What you will do: Every line below should be copied exactly; drop the pictures.
>>>>>
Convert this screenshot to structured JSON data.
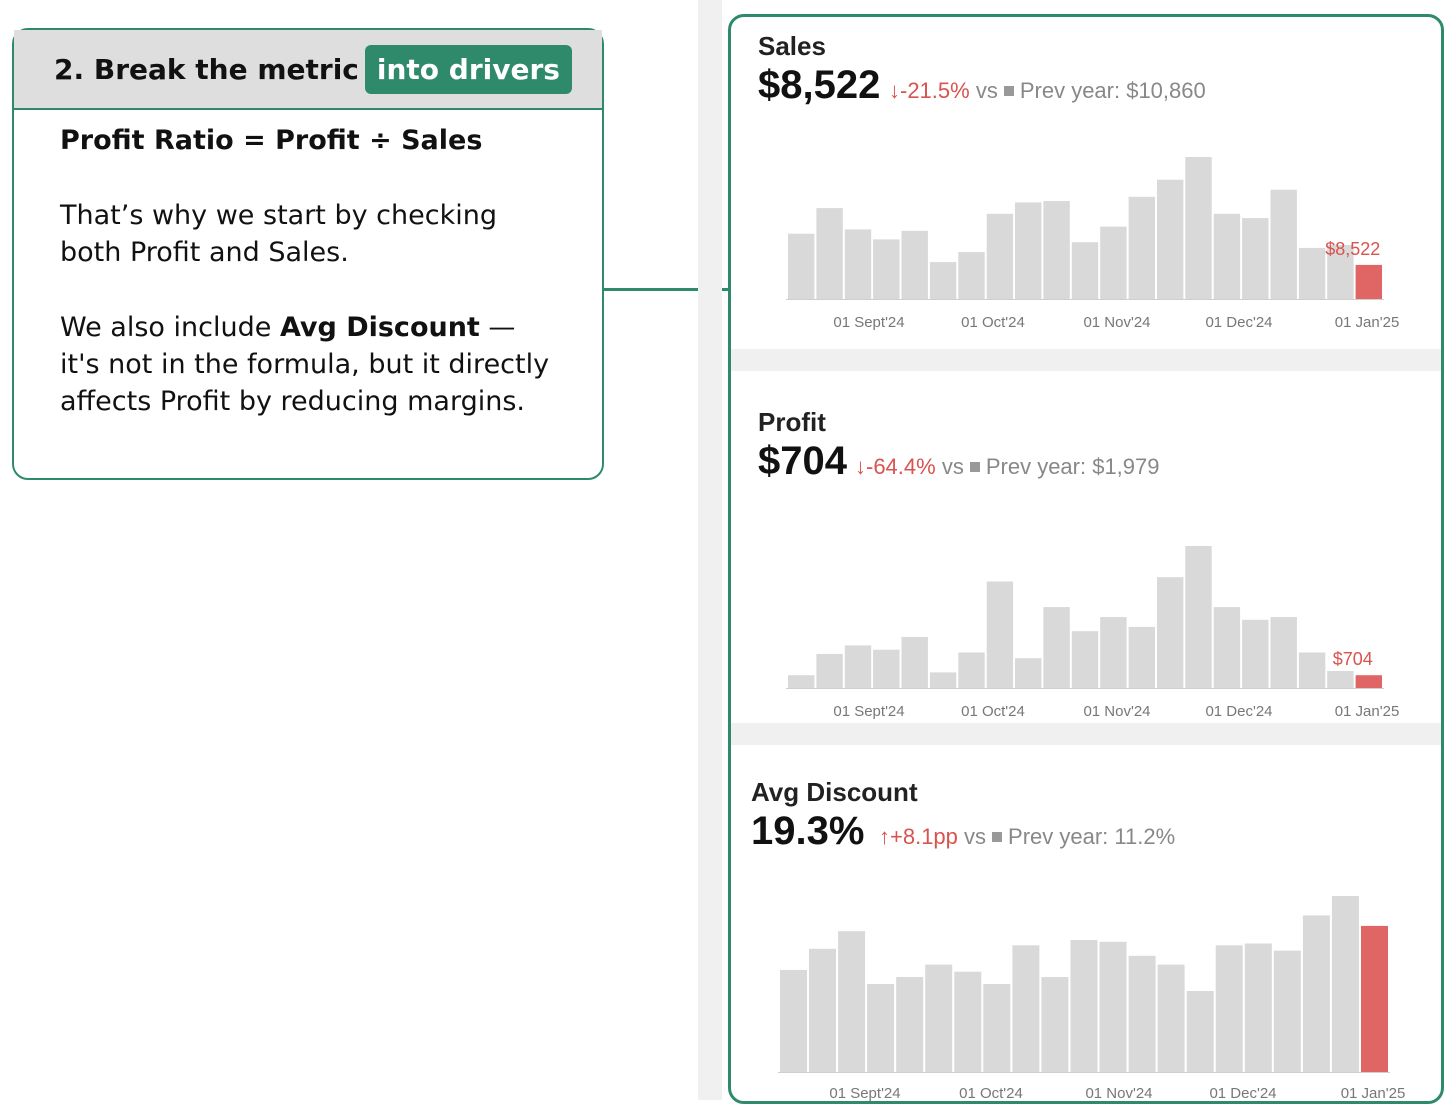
{
  "callout": {
    "step_text": "2. Break the metric",
    "step_highlight": "into drivers",
    "formula": "Profit Ratio = Profit ÷ Sales",
    "para1": "That’s why we start by checking both Profit and Sales.",
    "para2_a": "We also include ",
    "para2_bold": "Avg Discount",
    "para2_b": " — it's not in the formula, but it directly affects Profit by reducing margins."
  },
  "colors": {
    "accent": "#2f8a6c",
    "bar": "#d9d9d9",
    "highlight_bar": "#e06666",
    "delta": "#d9534f"
  },
  "sales": {
    "label": "Sales",
    "value": "$8,522",
    "delta": "↓-21.5%",
    "vs": "vs",
    "prev": "Prev year: $10,860"
  },
  "profit": {
    "label": "Profit",
    "value": "$704",
    "delta": "↓-64.4%",
    "vs": "vs",
    "prev": "Prev year: $1,979"
  },
  "discount": {
    "label": "Avg Discount",
    "value": "19.3%",
    "delta": "↑+8.1pp",
    "vs": "vs",
    "prev": "Prev year: 11.2%"
  },
  "chart_data": [
    {
      "type": "bar",
      "name": "Sales",
      "x_ticks": [
        "01 Sept'24",
        "01 Oct'24",
        "01 Nov'24",
        "01 Dec'24",
        "01 Jan'25"
      ],
      "values": [
        46,
        64,
        49,
        42,
        48,
        26,
        33,
        60,
        68,
        69,
        40,
        51,
        72,
        84,
        100,
        60,
        57,
        77,
        36,
        38,
        24
      ],
      "last_label": "$8,522"
    },
    {
      "type": "bar",
      "name": "Profit",
      "x_ticks": [
        "01 Sept'24",
        "01 Oct'24",
        "01 Nov'24",
        "01 Dec'24",
        "01 Jan'25"
      ],
      "values": [
        9,
        24,
        30,
        27,
        36,
        11,
        25,
        75,
        21,
        57,
        40,
        50,
        43,
        78,
        100,
        57,
        48,
        50,
        25,
        12,
        9
      ],
      "last_label": "$704"
    },
    {
      "type": "bar",
      "name": "Avg Discount",
      "x_ticks": [
        "01 Sept'24",
        "01 Oct'24",
        "01 Nov'24",
        "01 Dec'24",
        "01 Jan'25"
      ],
      "values": [
        58,
        70,
        80,
        50,
        54,
        61,
        57,
        50,
        72,
        54,
        75,
        74,
        66,
        61,
        46,
        72,
        73,
        69,
        89,
        100,
        83
      ],
      "last_label": ""
    }
  ]
}
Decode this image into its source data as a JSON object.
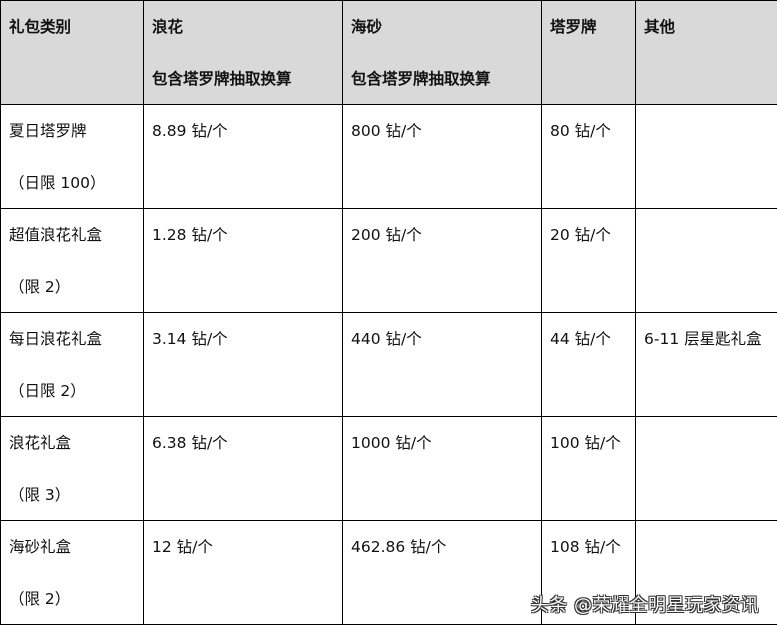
{
  "header": {
    "col0": "礼包类别",
    "col1": {
      "line1": "浪花",
      "line2": "包含塔罗牌抽取换算"
    },
    "col2": {
      "line1": "海砂",
      "line2": "包含塔罗牌抽取换算"
    },
    "col3": "塔罗牌",
    "col4": "其他"
  },
  "rows": [
    {
      "name": "夏日塔罗牌",
      "limit": "（日限 100）",
      "langhua": "8.89 钻/个",
      "haisha": "800 钻/个",
      "taluo": "80 钻/个",
      "other": ""
    },
    {
      "name": "超值浪花礼盒",
      "limit": "（限 2）",
      "langhua": "1.28 钻/个",
      "haisha": "200 钻/个",
      "taluo": "20 钻/个",
      "other": ""
    },
    {
      "name": "每日浪花礼盒",
      "limit": "（日限 2）",
      "langhua": "3.14 钻/个",
      "haisha": "440 钻/个",
      "taluo": "44 钻/个",
      "other": "6-11 层星匙礼盒"
    },
    {
      "name": "浪花礼盒",
      "limit": "（限 3）",
      "langhua": "6.38 钻/个",
      "haisha": "1000 钻/个",
      "taluo": "100 钻/个",
      "other": ""
    },
    {
      "name": "海砂礼盒",
      "limit": "（限 2）",
      "langhua": "12 钻/个",
      "haisha": "462.86 钻/个",
      "taluo": "108 钻/个",
      "other": ""
    }
  ],
  "watermark": "头条 @荣耀全明星玩家资讯",
  "colors": {
    "header_bg": "#d9d9d9",
    "border": "#000000"
  }
}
<<<<<
Response for this exercise:
Convert this screenshot to structured JSON data.
{
  "callout": {
    "step_text": "2. Break the metric",
    "step_highlight": "into drivers",
    "formula": "Profit Ratio = Profit ÷ Sales",
    "para1": "That’s why we start by checking both Profit and Sales.",
    "para2_a": "We also include ",
    "para2_bold": "Avg Discount",
    "para2_b": " — it's not in the formula, but it directly affects Profit by reducing margins."
  },
  "colors": {
    "accent": "#2f8a6c",
    "bar": "#d9d9d9",
    "highlight_bar": "#e06666",
    "delta": "#d9534f"
  },
  "sales": {
    "label": "Sales",
    "value": "$8,522",
    "delta": "↓-21.5%",
    "vs": "vs",
    "prev": "Prev year: $10,860"
  },
  "profit": {
    "label": "Profit",
    "value": "$704",
    "delta": "↓-64.4%",
    "vs": "vs",
    "prev": "Prev year: $1,979"
  },
  "discount": {
    "label": "Avg Discount",
    "value": "19.3%",
    "delta": "↑+8.1pp",
    "vs": "vs",
    "prev": "Prev year: 11.2%"
  },
  "chart_data": [
    {
      "type": "bar",
      "name": "Sales",
      "x_ticks": [
        "01 Sept'24",
        "01 Oct'24",
        "01 Nov'24",
        "01 Dec'24",
        "01 Jan'25"
      ],
      "values": [
        46,
        64,
        49,
        42,
        48,
        26,
        33,
        60,
        68,
        69,
        40,
        51,
        72,
        84,
        100,
        60,
        57,
        77,
        36,
        38,
        24
      ],
      "last_label": "$8,522"
    },
    {
      "type": "bar",
      "name": "Profit",
      "x_ticks": [
        "01 Sept'24",
        "01 Oct'24",
        "01 Nov'24",
        "01 Dec'24",
        "01 Jan'25"
      ],
      "values": [
        9,
        24,
        30,
        27,
        36,
        11,
        25,
        75,
        21,
        57,
        40,
        50,
        43,
        78,
        100,
        57,
        48,
        50,
        25,
        12,
        9
      ],
      "last_label": "$704"
    },
    {
      "type": "bar",
      "name": "Avg Discount",
      "x_ticks": [
        "01 Sept'24",
        "01 Oct'24",
        "01 Nov'24",
        "01 Dec'24",
        "01 Jan'25"
      ],
      "values": [
        58,
        70,
        80,
        50,
        54,
        61,
        57,
        50,
        72,
        54,
        75,
        74,
        66,
        61,
        46,
        72,
        73,
        69,
        89,
        100,
        83
      ],
      "last_label": ""
    }
  ]
}
Decode this image into its source data as a JSON object.
{
  "header": {
    "col0": "礼包类别",
    "col1": {
      "line1": "浪花",
      "line2": "包含塔罗牌抽取换算"
    },
    "col2": {
      "line1": "海砂",
      "line2": "包含塔罗牌抽取换算"
    },
    "col3": "塔罗牌",
    "col4": "其他"
  },
  "rows": [
    {
      "name": "夏日塔罗牌",
      "limit": "（日限 100）",
      "langhua": "8.89 钻/个",
      "haisha": "800 钻/个",
      "taluo": "80 钻/个",
      "other": ""
    },
    {
      "name": "超值浪花礼盒",
      "limit": "（限 2）",
      "langhua": "1.28 钻/个",
      "haisha": "200 钻/个",
      "taluo": "20 钻/个",
      "other": ""
    },
    {
      "name": "每日浪花礼盒",
      "limit": "（日限 2）",
      "langhua": "3.14 钻/个",
      "haisha": "440 钻/个",
      "taluo": "44 钻/个",
      "other": "6-11 层星匙礼盒"
    },
    {
      "name": "浪花礼盒",
      "limit": "（限 3）",
      "langhua": "6.38 钻/个",
      "haisha": "1000 钻/个",
      "taluo": "100 钻/个",
      "other": ""
    },
    {
      "name": "海砂礼盒",
      "limit": "（限 2）",
      "langhua": "12 钻/个",
      "haisha": "462.86 钻/个",
      "taluo": "108 钻/个",
      "other": ""
    }
  ],
  "watermark": "头条 @荣耀全明星玩家资讯",
  "colors": {
    "header_bg": "#d9d9d9",
    "border": "#000000"
  }
}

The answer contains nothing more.